** START OF DATA LISTING **

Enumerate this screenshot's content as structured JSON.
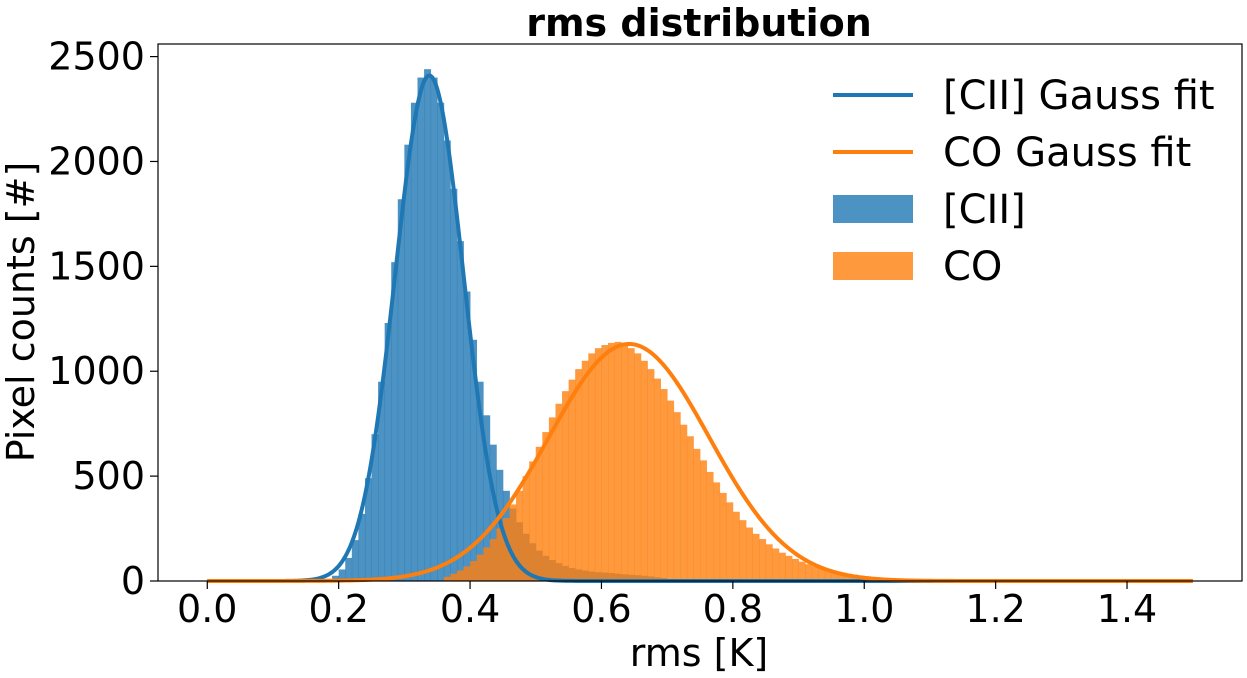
{
  "chart_data": {
    "type": "histogram",
    "title": "rms distribution",
    "xlabel": "rms [K]",
    "ylabel": "Pixel counts [#]",
    "xlim": [
      -0.075,
      1.575
    ],
    "ylim": [
      0,
      2560
    ],
    "x_ticks": [
      0.0,
      0.2,
      0.4,
      0.6,
      0.8,
      1.0,
      1.2,
      1.4
    ],
    "x_tick_labels": [
      "0.0",
      "0.2",
      "0.4",
      "0.6",
      "0.8",
      "1.0",
      "1.2",
      "1.4"
    ],
    "y_ticks": [
      0,
      500,
      1000,
      1500,
      2000,
      2500
    ],
    "y_tick_labels": [
      "0",
      "500",
      "1000",
      "1500",
      "2000",
      "2500"
    ],
    "grid": false,
    "legend_position": "top-right",
    "legend": [
      {
        "label": "[CII] Gauss fit",
        "kind": "line",
        "color": "#1f77b4"
      },
      {
        "label": "CO Gauss fit",
        "kind": "line",
        "color": "#ff7f0e"
      },
      {
        "label": "[CII]",
        "kind": "patch",
        "color": "#1f77b4"
      },
      {
        "label": "CO",
        "kind": "patch",
        "color": "#ff7f0e"
      }
    ],
    "series": [
      {
        "name": "[CII]",
        "kind": "histogram",
        "color": "#1f77b4",
        "opacity": 0.8,
        "bin_edges": [
          0.18,
          0.19,
          0.2,
          0.21,
          0.22,
          0.23,
          0.24,
          0.25,
          0.26,
          0.27,
          0.28,
          0.29,
          0.3,
          0.31,
          0.32,
          0.33,
          0.34,
          0.35,
          0.36,
          0.37,
          0.38,
          0.39,
          0.4,
          0.41,
          0.42,
          0.43,
          0.44,
          0.45,
          0.46,
          0.47,
          0.48,
          0.49,
          0.5,
          0.51,
          0.52,
          0.53,
          0.54,
          0.55,
          0.56,
          0.57,
          0.58,
          0.59,
          0.6,
          0.61,
          0.62,
          0.63,
          0.64,
          0.65,
          0.66,
          0.67,
          0.68,
          0.69,
          0.7
        ],
        "counts": [
          10,
          25,
          55,
          110,
          195,
          320,
          490,
          700,
          950,
          1230,
          1520,
          1820,
          2080,
          2280,
          2400,
          2440,
          2400,
          2280,
          2100,
          1870,
          1620,
          1380,
          1150,
          950,
          790,
          650,
          530,
          430,
          345,
          280,
          225,
          180,
          145,
          120,
          100,
          85,
          72,
          62,
          55,
          50,
          45,
          42,
          40,
          38,
          35,
          32,
          30,
          28,
          25,
          22,
          18,
          14
        ]
      },
      {
        "name": "CO",
        "kind": "histogram",
        "color": "#ff7f0e",
        "opacity": 0.8,
        "bin_edges": [
          0.36,
          0.37,
          0.38,
          0.39,
          0.4,
          0.41,
          0.42,
          0.43,
          0.44,
          0.45,
          0.46,
          0.47,
          0.48,
          0.49,
          0.5,
          0.51,
          0.52,
          0.53,
          0.54,
          0.55,
          0.56,
          0.57,
          0.58,
          0.59,
          0.6,
          0.61,
          0.62,
          0.63,
          0.64,
          0.65,
          0.66,
          0.67,
          0.68,
          0.69,
          0.7,
          0.71,
          0.72,
          0.73,
          0.74,
          0.75,
          0.76,
          0.77,
          0.78,
          0.79,
          0.8,
          0.81,
          0.82,
          0.83,
          0.84,
          0.85,
          0.86,
          0.87,
          0.88,
          0.89,
          0.9,
          0.91,
          0.92,
          0.93,
          0.94,
          0.95,
          0.96,
          0.97,
          0.98,
          0.99,
          1.0,
          1.01,
          1.02,
          1.03,
          1.04,
          1.05,
          1.06,
          1.07,
          1.08,
          1.09,
          1.1,
          1.11,
          1.12,
          1.13,
          1.14,
          1.15,
          1.16
        ],
        "counts": [
          20,
          35,
          50,
          70,
          95,
          125,
          160,
          200,
          250,
          300,
          365,
          430,
          500,
          570,
          640,
          710,
          780,
          845,
          905,
          960,
          1010,
          1050,
          1085,
          1110,
          1125,
          1135,
          1140,
          1130,
          1110,
          1085,
          1050,
          1010,
          965,
          915,
          860,
          805,
          745,
          690,
          630,
          575,
          520,
          470,
          420,
          375,
          330,
          290,
          255,
          225,
          200,
          175,
          155,
          135,
          120,
          105,
          92,
          80,
          70,
          60,
          52,
          45,
          40,
          35,
          30,
          26,
          22,
          19,
          16,
          14,
          12,
          10,
          9,
          8,
          7,
          6,
          5,
          4,
          4,
          3,
          3,
          2
        ]
      },
      {
        "name": "[CII] Gauss fit",
        "kind": "gaussian",
        "color": "#1f77b4",
        "amplitude": 2410,
        "mean": 0.338,
        "sigma": 0.052,
        "x_range": [
          0.0,
          1.5
        ]
      },
      {
        "name": "CO Gauss fit",
        "kind": "gaussian",
        "color": "#ff7f0e",
        "amplitude": 1130,
        "mean": 0.642,
        "sigma": 0.122,
        "x_range": [
          0.0,
          1.5
        ]
      }
    ]
  }
}
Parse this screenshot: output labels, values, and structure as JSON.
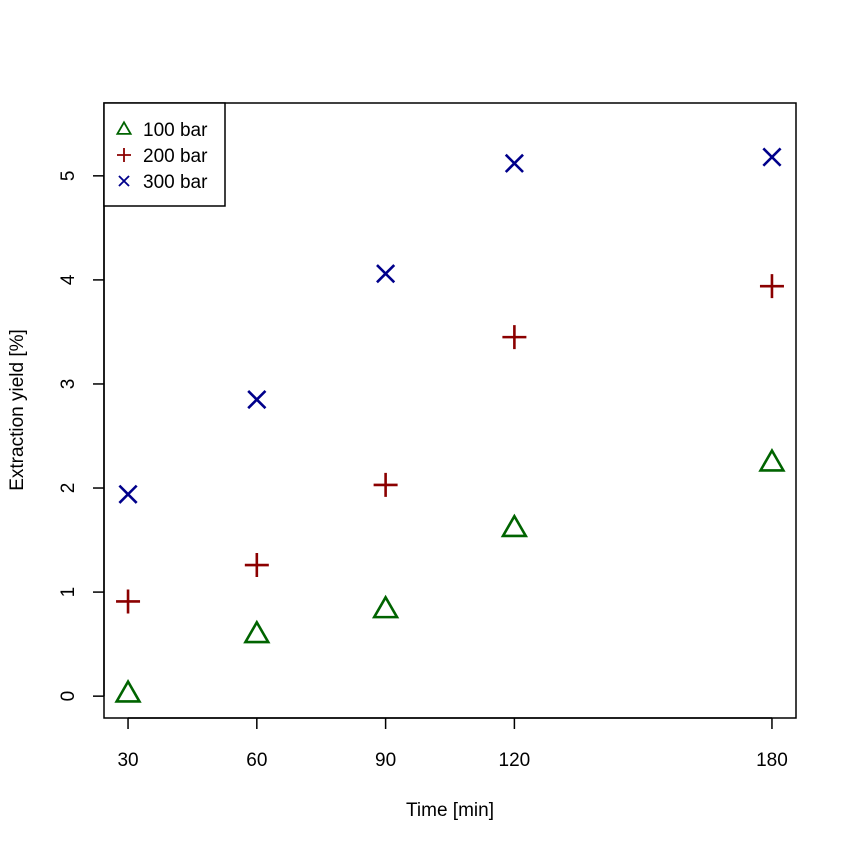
{
  "chart_data": {
    "type": "scatter",
    "title": "",
    "xlabel": "Time [min]",
    "ylabel": "Extraction yield [%]",
    "xlim": [
      24.4,
      185.6
    ],
    "ylim": [
      -0.21,
      5.7
    ],
    "xticks": [
      30,
      60,
      90,
      120,
      180
    ],
    "yticks": [
      0,
      1,
      2,
      3,
      4,
      5
    ],
    "grid": false,
    "legend_position": "top-left",
    "series": [
      {
        "name": "100 bar",
        "marker": "triangle",
        "color": "#006400",
        "points": [
          [
            30,
            0.03
          ],
          [
            60,
            0.6
          ],
          [
            90,
            0.84
          ],
          [
            120,
            1.62
          ],
          [
            180,
            2.25
          ]
        ]
      },
      {
        "name": "200 bar",
        "marker": "plus",
        "color": "#8B0000",
        "points": [
          [
            30,
            0.91
          ],
          [
            60,
            1.26
          ],
          [
            90,
            2.03
          ],
          [
            120,
            3.45
          ],
          [
            180,
            3.94
          ]
        ]
      },
      {
        "name": "300 bar",
        "marker": "cross",
        "color": "#00008B",
        "points": [
          [
            30,
            1.94
          ],
          [
            60,
            2.85
          ],
          [
            90,
            4.06
          ],
          [
            120,
            5.12
          ],
          [
            180,
            5.18
          ]
        ]
      }
    ]
  }
}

** END OF DATA LISTING **

WHAT YOU NEED TO DO ▸
Write out the entries above word for word. Do not include the pictures.

EXERCISE RESPONSE ▸
Enumerate this screenshot's content as structured JSON.
{
  "chart_data": {
    "type": "histogram",
    "title": "rms distribution",
    "xlabel": "rms [K]",
    "ylabel": "Pixel counts [#]",
    "xlim": [
      -0.075,
      1.575
    ],
    "ylim": [
      0,
      2560
    ],
    "x_ticks": [
      0.0,
      0.2,
      0.4,
      0.6,
      0.8,
      1.0,
      1.2,
      1.4
    ],
    "x_tick_labels": [
      "0.0",
      "0.2",
      "0.4",
      "0.6",
      "0.8",
      "1.0",
      "1.2",
      "1.4"
    ],
    "y_ticks": [
      0,
      500,
      1000,
      1500,
      2000,
      2500
    ],
    "y_tick_labels": [
      "0",
      "500",
      "1000",
      "1500",
      "2000",
      "2500"
    ],
    "grid": false,
    "legend_position": "top-right",
    "legend": [
      {
        "label": "[CII] Gauss fit",
        "kind": "line",
        "color": "#1f77b4"
      },
      {
        "label": "CO Gauss fit",
        "kind": "line",
        "color": "#ff7f0e"
      },
      {
        "label": "[CII]",
        "kind": "patch",
        "color": "#1f77b4"
      },
      {
        "label": "CO",
        "kind": "patch",
        "color": "#ff7f0e"
      }
    ],
    "series": [
      {
        "name": "[CII]",
        "kind": "histogram",
        "color": "#1f77b4",
        "opacity": 0.8,
        "bin_edges": [
          0.18,
          0.19,
          0.2,
          0.21,
          0.22,
          0.23,
          0.24,
          0.25,
          0.26,
          0.27,
          0.28,
          0.29,
          0.3,
          0.31,
          0.32,
          0.33,
          0.34,
          0.35,
          0.36,
          0.37,
          0.38,
          0.39,
          0.4,
          0.41,
          0.42,
          0.43,
          0.44,
          0.45,
          0.46,
          0.47,
          0.48,
          0.49,
          0.5,
          0.51,
          0.52,
          0.53,
          0.54,
          0.55,
          0.56,
          0.57,
          0.58,
          0.59,
          0.6,
          0.61,
          0.62,
          0.63,
          0.64,
          0.65,
          0.66,
          0.67,
          0.68,
          0.69,
          0.7
        ],
        "counts": [
          10,
          25,
          55,
          110,
          195,
          320,
          490,
          700,
          950,
          1230,
          1520,
          1820,
          2080,
          2280,
          2400,
          2440,
          2400,
          2280,
          2100,
          1870,
          1620,
          1380,
          1150,
          950,
          790,
          650,
          530,
          430,
          345,
          280,
          225,
          180,
          145,
          120,
          100,
          85,
          72,
          62,
          55,
          50,
          45,
          42,
          40,
          38,
          35,
          32,
          30,
          28,
          25,
          22,
          18,
          14
        ]
      },
      {
        "name": "CO",
        "kind": "histogram",
        "color": "#ff7f0e",
        "opacity": 0.8,
        "bin_edges": [
          0.36,
          0.37,
          0.38,
          0.39,
          0.4,
          0.41,
          0.42,
          0.43,
          0.44,
          0.45,
          0.46,
          0.47,
          0.48,
          0.49,
          0.5,
          0.51,
          0.52,
          0.53,
          0.54,
          0.55,
          0.56,
          0.57,
          0.58,
          0.59,
          0.6,
          0.61,
          0.62,
          0.63,
          0.64,
          0.65,
          0.66,
          0.67,
          0.68,
          0.69,
          0.7,
          0.71,
          0.72,
          0.73,
          0.74,
          0.75,
          0.76,
          0.77,
          0.78,
          0.79,
          0.8,
          0.81,
          0.82,
          0.83,
          0.84,
          0.85,
          0.86,
          0.87,
          0.88,
          0.89,
          0.9,
          0.91,
          0.92,
          0.93,
          0.94,
          0.95,
          0.96,
          0.97,
          0.98,
          0.99,
          1.0,
          1.01,
          1.02,
          1.03,
          1.04,
          1.05,
          1.06,
          1.07,
          1.08,
          1.09,
          1.1,
          1.11,
          1.12,
          1.13,
          1.14,
          1.15,
          1.16
        ],
        "counts": [
          20,
          35,
          50,
          70,
          95,
          125,
          160,
          200,
          250,
          300,
          365,
          430,
          500,
          570,
          640,
          710,
          780,
          845,
          905,
          960,
          1010,
          1050,
          1085,
          1110,
          1125,
          1135,
          1140,
          1130,
          1110,
          1085,
          1050,
          1010,
          965,
          915,
          860,
          805,
          745,
          690,
          630,
          575,
          520,
          470,
          420,
          375,
          330,
          290,
          255,
          225,
          200,
          175,
          155,
          135,
          120,
          105,
          92,
          80,
          70,
          60,
          52,
          45,
          40,
          35,
          30,
          26,
          22,
          19,
          16,
          14,
          12,
          10,
          9,
          8,
          7,
          6,
          5,
          4,
          4,
          3,
          3,
          2
        ]
      },
      {
        "name": "[CII] Gauss fit",
        "kind": "gaussian",
        "color": "#1f77b4",
        "amplitude": 2410,
        "mean": 0.338,
        "sigma": 0.052,
        "x_range": [
          0.0,
          1.5
        ]
      },
      {
        "name": "CO Gauss fit",
        "kind": "gaussian",
        "color": "#ff7f0e",
        "amplitude": 1130,
        "mean": 0.642,
        "sigma": 0.122,
        "x_range": [
          0.0,
          1.5
        ]
      }
    ]
  }
}
Parse this screenshot: output labels, values, and structure as JSON.
{
  "chart_data": {
    "type": "scatter",
    "title": "",
    "xlabel": "Time [min]",
    "ylabel": "Extraction yield [%]",
    "xlim": [
      24.4,
      185.6
    ],
    "ylim": [
      -0.21,
      5.7
    ],
    "xticks": [
      30,
      60,
      90,
      120,
      180
    ],
    "yticks": [
      0,
      1,
      2,
      3,
      4,
      5
    ],
    "grid": false,
    "legend_position": "top-left",
    "series": [
      {
        "name": "100 bar",
        "marker": "triangle",
        "color": "#006400",
        "points": [
          [
            30,
            0.03
          ],
          [
            60,
            0.6
          ],
          [
            90,
            0.84
          ],
          [
            120,
            1.62
          ],
          [
            180,
            2.25
          ]
        ]
      },
      {
        "name": "200 bar",
        "marker": "plus",
        "color": "#8B0000",
        "points": [
          [
            30,
            0.91
          ],
          [
            60,
            1.26
          ],
          [
            90,
            2.03
          ],
          [
            120,
            3.45
          ],
          [
            180,
            3.94
          ]
        ]
      },
      {
        "name": "300 bar",
        "marker": "cross",
        "color": "#00008B",
        "points": [
          [
            30,
            1.94
          ],
          [
            60,
            2.85
          ],
          [
            90,
            4.06
          ],
          [
            120,
            5.12
          ],
          [
            180,
            5.18
          ]
        ]
      }
    ]
  }
}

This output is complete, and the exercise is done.